Start Given entries
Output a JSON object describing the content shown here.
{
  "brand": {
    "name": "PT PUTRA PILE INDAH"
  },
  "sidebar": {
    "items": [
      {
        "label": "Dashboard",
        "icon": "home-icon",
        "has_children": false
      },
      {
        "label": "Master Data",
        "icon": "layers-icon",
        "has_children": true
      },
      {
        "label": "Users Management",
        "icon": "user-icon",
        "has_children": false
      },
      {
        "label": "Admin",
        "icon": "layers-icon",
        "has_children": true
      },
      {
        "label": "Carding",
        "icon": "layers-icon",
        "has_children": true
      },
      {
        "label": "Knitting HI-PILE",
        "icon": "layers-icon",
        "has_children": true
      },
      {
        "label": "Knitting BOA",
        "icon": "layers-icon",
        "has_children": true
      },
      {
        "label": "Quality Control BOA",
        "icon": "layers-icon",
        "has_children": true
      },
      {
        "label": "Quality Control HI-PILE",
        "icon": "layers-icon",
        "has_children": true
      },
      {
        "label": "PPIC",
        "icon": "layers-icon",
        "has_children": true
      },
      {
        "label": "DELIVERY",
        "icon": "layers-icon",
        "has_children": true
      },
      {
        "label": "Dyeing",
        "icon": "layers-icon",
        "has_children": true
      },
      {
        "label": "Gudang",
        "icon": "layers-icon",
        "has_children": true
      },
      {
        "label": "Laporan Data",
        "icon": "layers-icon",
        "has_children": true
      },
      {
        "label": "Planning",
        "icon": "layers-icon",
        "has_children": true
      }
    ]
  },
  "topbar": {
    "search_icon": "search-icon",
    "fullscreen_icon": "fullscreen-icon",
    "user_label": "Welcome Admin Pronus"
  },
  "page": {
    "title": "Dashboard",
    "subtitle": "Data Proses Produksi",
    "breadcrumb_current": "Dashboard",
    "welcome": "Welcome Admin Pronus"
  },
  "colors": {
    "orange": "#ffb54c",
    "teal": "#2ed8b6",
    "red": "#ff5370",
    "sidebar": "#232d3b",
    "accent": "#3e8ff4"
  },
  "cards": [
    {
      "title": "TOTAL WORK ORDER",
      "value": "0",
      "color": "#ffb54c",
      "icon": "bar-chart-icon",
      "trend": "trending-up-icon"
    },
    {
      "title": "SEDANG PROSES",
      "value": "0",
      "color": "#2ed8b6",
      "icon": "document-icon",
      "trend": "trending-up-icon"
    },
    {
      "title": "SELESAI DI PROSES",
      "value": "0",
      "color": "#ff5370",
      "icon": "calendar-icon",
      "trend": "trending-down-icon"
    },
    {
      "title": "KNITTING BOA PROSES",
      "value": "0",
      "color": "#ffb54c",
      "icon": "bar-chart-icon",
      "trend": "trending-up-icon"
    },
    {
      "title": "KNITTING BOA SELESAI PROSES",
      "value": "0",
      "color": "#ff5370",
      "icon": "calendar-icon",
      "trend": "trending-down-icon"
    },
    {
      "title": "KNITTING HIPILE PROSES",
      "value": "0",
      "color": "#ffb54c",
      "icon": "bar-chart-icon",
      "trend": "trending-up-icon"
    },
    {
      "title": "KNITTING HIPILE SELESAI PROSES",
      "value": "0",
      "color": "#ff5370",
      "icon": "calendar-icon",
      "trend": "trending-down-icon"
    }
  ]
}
End Given entries
**Exercise goal:** From the records above, copy every line that holds the word "Pronus".

**Task output:**
    "user_label": "Welcome Admin Pronus"
    "welcome": "Welcome Admin Pronus"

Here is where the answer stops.